WHAT YOU ARE ASKED TO DO: Omit all images. Write out the rest of the material exactly.

#####

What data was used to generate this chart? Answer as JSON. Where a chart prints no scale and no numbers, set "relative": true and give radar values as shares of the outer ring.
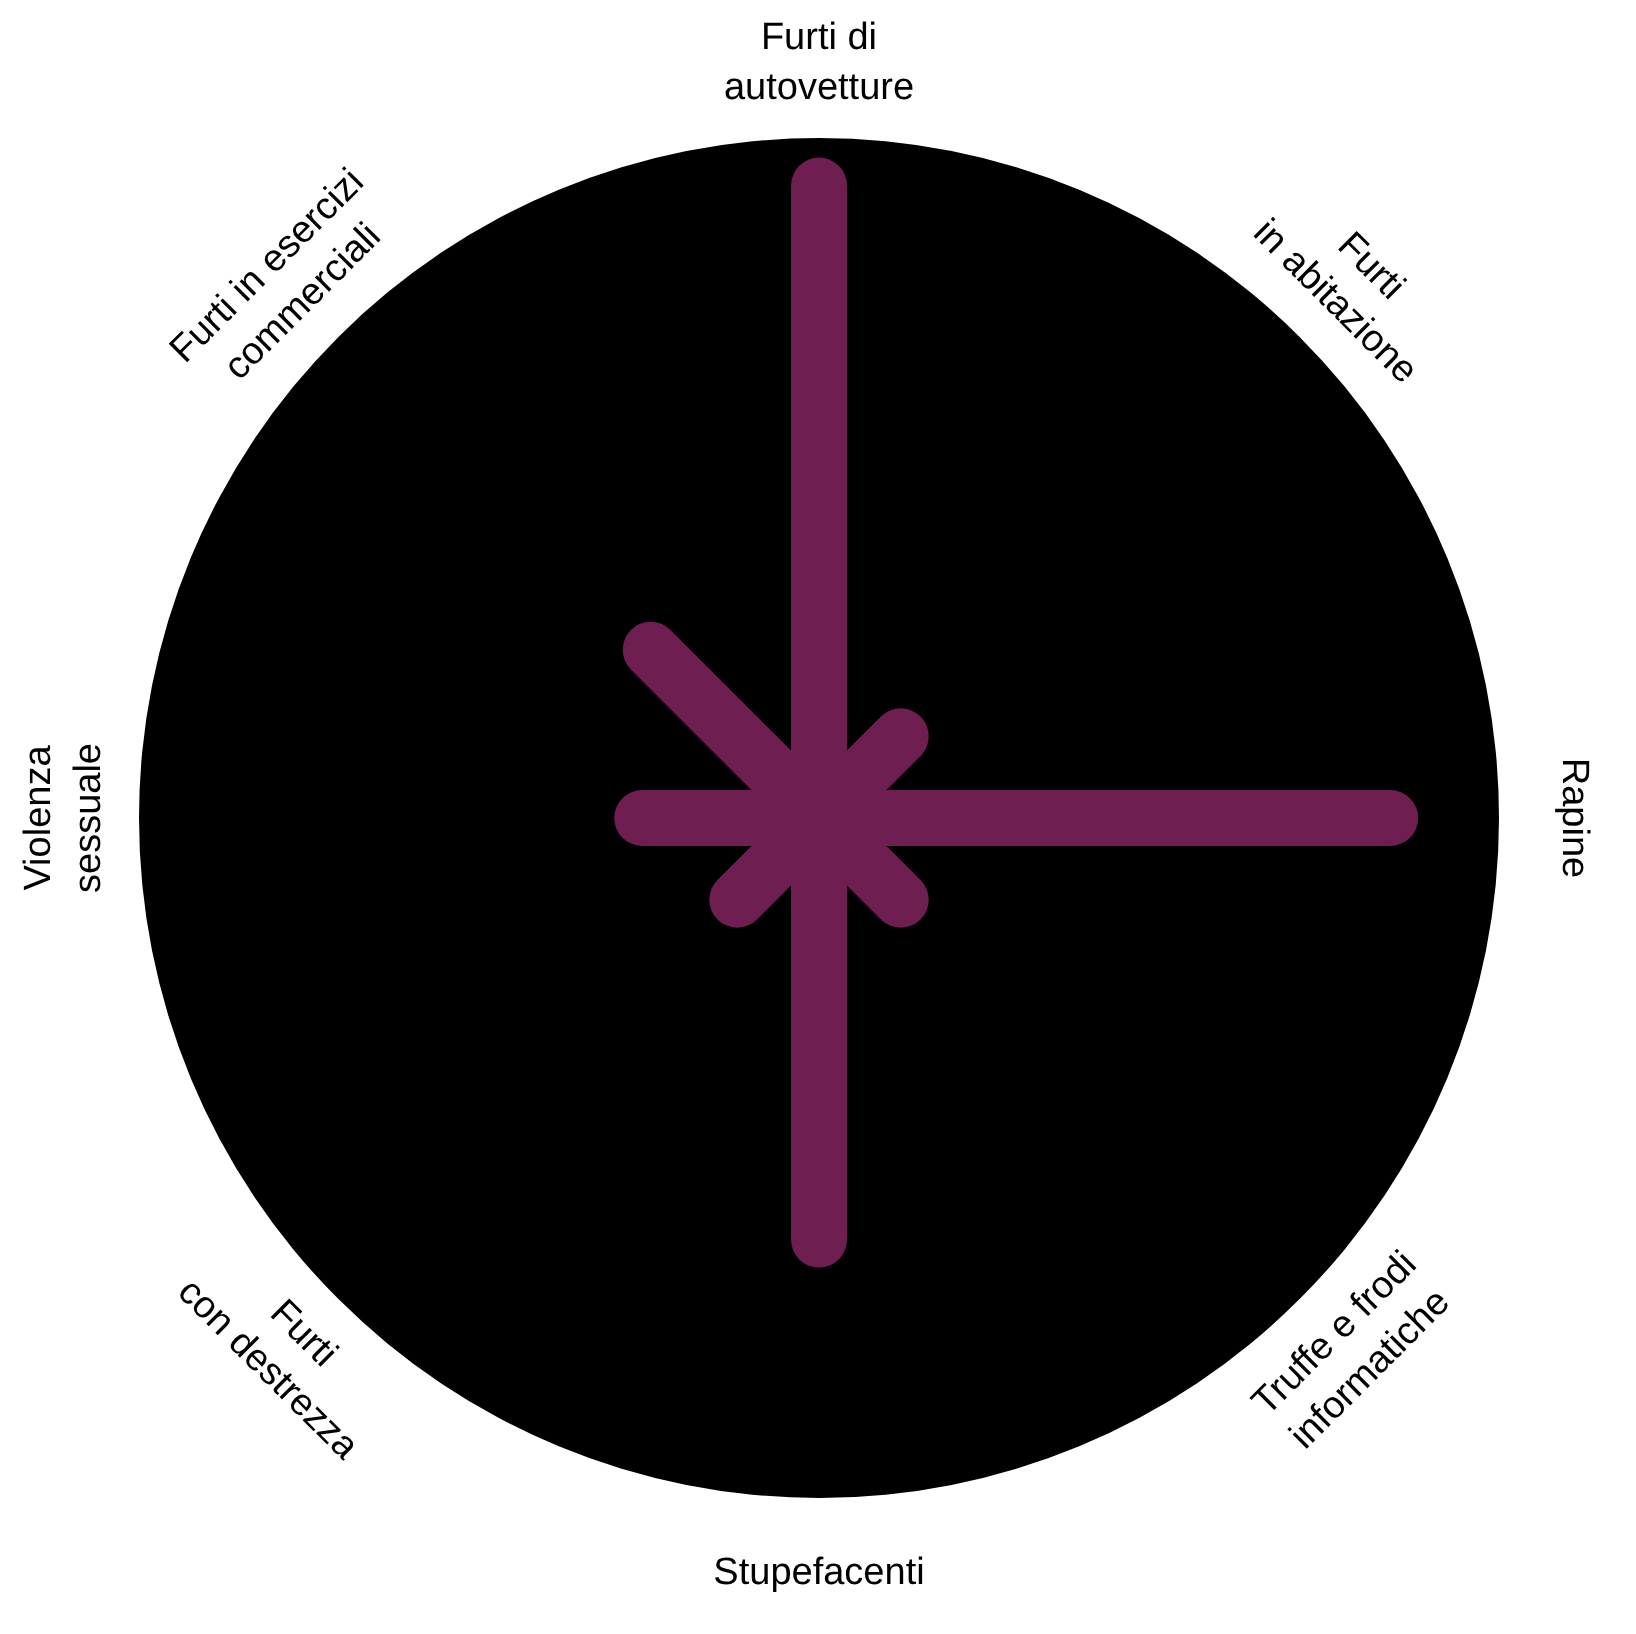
{
  "chart_data": {
    "type": "radar",
    "relative": true,
    "categories": [
      "Furti di\nautovetture",
      "Furti\nin abitazione",
      "Rapine",
      "Truffe e frodi\ninformatiche",
      "Stupefacenti",
      "Furti\ncon destrezza",
      "Violenza\nsessuale",
      "Furti in esercizi\ncommerciali"
    ],
    "series": [
      {
        "color": "#6e1e50",
        "values": [
          0.93,
          0.17,
          0.84,
          0.17,
          0.62,
          0.17,
          0.26,
          0.35
        ]
      }
    ]
  }
}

#####

RESPONSE TO THIS TASK:
What data was used to generate this chart? Answer as JSON. Where a chart prints no scale and no numbers, set "relative": true and give radar values as shares of the outer ring.
{
  "chart_data": {
    "type": "radar",
    "relative": true,
    "categories": [
      "Furti di\nautovetture",
      "Furti\nin abitazione",
      "Rapine",
      "Truffe e frodi\ninformatiche",
      "Stupefacenti",
      "Furti\ncon destrezza",
      "Violenza\nsessuale",
      "Furti in esercizi\ncommerciali"
    ],
    "series": [
      {
        "color": "#6e1e50",
        "values": [
          0.93,
          0.17,
          0.84,
          0.17,
          0.62,
          0.17,
          0.26,
          0.35
        ]
      }
    ]
  }
}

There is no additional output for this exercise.